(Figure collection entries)
──────────────────────────────

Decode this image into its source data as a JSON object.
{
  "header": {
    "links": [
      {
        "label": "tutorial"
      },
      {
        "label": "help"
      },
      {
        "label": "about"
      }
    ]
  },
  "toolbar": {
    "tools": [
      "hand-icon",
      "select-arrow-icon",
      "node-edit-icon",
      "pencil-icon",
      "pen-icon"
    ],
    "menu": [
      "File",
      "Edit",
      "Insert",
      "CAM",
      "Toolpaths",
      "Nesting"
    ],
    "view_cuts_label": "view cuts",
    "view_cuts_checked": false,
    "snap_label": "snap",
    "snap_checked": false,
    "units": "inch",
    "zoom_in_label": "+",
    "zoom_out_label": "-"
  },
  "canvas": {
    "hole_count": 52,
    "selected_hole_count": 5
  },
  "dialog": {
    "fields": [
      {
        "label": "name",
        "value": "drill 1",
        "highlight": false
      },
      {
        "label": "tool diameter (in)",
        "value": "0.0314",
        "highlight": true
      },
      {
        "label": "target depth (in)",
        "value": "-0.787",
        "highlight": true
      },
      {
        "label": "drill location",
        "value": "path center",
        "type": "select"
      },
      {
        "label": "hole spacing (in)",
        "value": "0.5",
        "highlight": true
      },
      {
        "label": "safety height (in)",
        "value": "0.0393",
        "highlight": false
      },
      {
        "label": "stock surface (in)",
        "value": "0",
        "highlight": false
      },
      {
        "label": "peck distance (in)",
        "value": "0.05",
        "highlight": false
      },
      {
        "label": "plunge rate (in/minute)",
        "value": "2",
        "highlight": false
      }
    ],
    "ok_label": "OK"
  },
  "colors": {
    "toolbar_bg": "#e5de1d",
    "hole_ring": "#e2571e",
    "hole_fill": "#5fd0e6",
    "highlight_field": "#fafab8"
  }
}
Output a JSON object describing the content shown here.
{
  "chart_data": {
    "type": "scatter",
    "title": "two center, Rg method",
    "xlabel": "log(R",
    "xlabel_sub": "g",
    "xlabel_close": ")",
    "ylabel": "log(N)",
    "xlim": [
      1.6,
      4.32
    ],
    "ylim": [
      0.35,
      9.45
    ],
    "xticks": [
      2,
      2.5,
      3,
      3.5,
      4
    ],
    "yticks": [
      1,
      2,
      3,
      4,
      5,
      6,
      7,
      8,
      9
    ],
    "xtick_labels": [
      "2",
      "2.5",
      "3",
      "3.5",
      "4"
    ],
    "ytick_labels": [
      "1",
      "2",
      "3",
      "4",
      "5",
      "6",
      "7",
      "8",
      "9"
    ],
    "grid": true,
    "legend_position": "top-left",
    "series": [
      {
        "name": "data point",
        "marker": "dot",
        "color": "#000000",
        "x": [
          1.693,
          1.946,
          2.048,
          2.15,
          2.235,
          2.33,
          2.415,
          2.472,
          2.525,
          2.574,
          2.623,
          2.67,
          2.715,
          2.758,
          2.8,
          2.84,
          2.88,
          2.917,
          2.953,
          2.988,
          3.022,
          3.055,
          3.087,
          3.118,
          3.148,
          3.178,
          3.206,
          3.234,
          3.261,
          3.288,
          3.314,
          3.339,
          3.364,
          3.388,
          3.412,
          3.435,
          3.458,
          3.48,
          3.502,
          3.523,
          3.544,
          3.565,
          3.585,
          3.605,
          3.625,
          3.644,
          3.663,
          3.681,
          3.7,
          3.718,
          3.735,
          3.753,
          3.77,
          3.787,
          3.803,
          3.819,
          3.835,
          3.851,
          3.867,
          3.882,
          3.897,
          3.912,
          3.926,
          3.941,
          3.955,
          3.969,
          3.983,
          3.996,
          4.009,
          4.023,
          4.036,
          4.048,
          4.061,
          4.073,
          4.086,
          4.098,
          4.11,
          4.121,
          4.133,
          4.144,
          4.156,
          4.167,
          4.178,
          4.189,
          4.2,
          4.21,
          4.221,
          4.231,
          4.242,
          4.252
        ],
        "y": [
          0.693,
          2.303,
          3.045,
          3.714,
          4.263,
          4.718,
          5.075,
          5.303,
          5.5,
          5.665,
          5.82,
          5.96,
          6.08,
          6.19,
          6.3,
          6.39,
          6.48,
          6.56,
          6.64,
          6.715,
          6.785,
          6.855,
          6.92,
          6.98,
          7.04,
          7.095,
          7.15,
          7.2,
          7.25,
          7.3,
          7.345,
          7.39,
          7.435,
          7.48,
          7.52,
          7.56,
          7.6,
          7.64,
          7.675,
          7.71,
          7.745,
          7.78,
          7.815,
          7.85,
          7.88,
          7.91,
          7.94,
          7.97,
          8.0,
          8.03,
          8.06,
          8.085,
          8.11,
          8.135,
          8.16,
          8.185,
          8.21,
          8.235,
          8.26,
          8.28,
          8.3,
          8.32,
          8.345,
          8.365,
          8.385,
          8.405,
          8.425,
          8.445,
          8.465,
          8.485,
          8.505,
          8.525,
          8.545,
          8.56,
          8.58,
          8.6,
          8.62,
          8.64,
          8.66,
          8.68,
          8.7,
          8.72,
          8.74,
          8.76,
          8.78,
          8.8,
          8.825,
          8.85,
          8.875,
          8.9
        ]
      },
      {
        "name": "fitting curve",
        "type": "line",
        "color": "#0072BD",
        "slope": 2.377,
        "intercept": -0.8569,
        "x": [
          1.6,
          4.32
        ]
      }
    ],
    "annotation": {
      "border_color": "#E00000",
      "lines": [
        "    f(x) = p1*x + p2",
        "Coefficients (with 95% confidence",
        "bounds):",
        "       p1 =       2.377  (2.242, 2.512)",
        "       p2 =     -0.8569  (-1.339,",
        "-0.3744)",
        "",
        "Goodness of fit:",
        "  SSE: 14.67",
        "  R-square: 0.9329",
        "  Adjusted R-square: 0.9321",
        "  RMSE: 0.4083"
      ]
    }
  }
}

──────────────────────────────

Request
From the data, collect all lines where the string "icon" appears.

Exercise answer
      "hand-icon",
      "select-arrow-icon",
      "node-edit-icon",
      "pencil-icon",
      "pen-icon"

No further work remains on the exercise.